* What is being asked:
Find each line with the word "Messenger" and state how many there are, nothing more.

Dataset items:
==================================================
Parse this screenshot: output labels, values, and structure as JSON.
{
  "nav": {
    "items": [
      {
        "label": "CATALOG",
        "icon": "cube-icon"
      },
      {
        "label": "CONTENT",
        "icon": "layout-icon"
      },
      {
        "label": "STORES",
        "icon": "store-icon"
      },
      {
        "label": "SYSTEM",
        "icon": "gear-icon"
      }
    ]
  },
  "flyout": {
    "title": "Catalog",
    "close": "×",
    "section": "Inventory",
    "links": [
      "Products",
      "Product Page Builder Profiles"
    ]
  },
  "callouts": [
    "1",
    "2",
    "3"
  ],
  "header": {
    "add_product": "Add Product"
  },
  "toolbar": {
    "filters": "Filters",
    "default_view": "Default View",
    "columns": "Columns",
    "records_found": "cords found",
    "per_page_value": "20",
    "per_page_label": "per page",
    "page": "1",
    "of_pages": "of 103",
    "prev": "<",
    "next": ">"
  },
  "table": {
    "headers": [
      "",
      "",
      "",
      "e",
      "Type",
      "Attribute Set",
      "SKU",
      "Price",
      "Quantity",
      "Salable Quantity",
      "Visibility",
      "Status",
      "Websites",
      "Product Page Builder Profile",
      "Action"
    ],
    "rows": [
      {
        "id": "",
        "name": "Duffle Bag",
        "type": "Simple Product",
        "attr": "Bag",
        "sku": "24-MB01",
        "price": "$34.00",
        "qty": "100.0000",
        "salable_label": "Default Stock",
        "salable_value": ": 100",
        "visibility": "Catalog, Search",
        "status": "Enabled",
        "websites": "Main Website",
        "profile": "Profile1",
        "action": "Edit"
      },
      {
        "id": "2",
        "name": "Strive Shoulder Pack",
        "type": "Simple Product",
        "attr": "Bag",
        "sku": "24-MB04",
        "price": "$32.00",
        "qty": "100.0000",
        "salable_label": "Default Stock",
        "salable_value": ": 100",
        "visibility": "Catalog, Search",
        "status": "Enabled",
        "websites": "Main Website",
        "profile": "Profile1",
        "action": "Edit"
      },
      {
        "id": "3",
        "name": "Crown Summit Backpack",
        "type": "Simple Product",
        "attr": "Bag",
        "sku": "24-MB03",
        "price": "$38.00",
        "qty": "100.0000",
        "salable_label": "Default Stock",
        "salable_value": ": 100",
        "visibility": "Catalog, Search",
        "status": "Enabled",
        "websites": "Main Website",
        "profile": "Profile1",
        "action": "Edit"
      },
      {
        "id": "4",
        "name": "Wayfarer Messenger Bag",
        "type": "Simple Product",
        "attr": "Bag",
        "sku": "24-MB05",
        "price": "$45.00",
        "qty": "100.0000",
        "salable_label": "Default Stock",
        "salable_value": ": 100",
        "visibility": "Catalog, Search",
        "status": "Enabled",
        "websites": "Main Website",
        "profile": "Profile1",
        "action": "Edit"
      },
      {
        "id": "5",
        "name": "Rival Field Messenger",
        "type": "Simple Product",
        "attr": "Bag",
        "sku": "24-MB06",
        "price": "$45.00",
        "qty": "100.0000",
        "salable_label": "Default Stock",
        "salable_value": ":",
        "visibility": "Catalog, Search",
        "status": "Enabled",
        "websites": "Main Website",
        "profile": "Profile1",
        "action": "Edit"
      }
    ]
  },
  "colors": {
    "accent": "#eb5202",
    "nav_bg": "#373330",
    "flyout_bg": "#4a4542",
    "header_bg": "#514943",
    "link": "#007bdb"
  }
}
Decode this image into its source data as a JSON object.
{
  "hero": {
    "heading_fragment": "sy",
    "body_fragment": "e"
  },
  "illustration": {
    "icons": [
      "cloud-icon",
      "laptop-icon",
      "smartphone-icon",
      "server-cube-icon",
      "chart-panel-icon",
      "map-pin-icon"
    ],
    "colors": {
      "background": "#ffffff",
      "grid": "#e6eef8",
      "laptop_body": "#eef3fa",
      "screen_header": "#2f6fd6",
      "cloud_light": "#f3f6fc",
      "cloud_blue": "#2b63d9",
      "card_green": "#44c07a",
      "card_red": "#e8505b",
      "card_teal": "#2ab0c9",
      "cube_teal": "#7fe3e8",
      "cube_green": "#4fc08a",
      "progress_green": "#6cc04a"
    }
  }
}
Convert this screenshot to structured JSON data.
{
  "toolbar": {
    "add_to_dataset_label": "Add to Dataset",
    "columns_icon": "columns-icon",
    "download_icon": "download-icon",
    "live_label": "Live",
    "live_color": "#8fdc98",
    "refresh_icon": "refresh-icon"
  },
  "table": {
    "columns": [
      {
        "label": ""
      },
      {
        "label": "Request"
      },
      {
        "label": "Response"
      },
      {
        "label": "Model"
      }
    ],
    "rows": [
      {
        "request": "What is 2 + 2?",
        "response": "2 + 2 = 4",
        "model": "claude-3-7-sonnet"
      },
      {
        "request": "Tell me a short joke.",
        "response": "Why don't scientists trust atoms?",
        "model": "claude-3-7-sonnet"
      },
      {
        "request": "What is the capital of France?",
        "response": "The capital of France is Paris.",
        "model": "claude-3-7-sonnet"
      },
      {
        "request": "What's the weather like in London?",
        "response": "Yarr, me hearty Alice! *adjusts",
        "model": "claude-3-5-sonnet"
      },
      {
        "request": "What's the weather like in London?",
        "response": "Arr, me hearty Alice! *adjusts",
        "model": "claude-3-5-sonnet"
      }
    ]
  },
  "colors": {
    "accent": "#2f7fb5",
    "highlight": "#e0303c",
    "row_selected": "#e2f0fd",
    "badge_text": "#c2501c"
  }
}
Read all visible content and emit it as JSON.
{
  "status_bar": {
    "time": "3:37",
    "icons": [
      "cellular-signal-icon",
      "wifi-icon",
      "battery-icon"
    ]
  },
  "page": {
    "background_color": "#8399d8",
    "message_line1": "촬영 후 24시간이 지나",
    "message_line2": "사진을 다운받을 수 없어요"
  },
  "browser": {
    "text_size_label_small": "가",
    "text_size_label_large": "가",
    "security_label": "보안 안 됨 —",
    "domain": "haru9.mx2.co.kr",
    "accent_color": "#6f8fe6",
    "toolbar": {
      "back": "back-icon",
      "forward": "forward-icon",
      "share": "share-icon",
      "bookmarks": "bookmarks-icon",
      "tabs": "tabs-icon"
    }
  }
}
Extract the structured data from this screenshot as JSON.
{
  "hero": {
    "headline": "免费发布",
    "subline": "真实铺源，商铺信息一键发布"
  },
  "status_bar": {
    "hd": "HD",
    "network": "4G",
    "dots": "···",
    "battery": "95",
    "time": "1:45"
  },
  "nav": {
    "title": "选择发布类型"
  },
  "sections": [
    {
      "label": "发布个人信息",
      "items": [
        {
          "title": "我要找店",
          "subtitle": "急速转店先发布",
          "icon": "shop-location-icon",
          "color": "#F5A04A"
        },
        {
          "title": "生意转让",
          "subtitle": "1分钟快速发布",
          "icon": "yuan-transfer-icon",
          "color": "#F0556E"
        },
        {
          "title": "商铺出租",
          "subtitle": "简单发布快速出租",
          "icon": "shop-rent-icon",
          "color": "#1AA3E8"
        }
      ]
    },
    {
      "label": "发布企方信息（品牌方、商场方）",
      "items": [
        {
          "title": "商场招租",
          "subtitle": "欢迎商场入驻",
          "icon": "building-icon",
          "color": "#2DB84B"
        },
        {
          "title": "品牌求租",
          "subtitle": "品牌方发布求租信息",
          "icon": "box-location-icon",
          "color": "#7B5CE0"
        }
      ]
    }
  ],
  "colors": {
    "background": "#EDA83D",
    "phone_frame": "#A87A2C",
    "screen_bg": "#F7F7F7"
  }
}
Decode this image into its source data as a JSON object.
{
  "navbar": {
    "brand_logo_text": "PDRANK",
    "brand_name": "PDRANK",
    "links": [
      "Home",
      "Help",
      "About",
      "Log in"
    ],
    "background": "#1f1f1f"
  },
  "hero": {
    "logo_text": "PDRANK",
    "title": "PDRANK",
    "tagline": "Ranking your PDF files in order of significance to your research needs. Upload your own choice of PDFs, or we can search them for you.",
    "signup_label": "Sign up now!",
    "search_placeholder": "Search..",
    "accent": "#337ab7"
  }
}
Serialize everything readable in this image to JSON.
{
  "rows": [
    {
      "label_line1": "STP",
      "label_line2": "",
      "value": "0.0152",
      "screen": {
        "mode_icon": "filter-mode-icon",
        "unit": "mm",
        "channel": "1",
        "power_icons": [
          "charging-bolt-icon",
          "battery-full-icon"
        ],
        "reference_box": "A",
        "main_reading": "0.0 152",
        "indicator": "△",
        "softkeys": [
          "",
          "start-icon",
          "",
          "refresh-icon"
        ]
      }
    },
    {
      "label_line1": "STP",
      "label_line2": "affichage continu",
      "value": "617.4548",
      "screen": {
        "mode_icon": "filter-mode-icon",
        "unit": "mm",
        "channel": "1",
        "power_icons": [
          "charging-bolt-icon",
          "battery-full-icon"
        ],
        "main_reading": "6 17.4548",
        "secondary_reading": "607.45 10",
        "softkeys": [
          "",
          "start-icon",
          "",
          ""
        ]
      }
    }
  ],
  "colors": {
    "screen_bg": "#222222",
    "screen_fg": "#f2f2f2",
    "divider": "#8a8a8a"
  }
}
==================================================
* Answer to the task:
2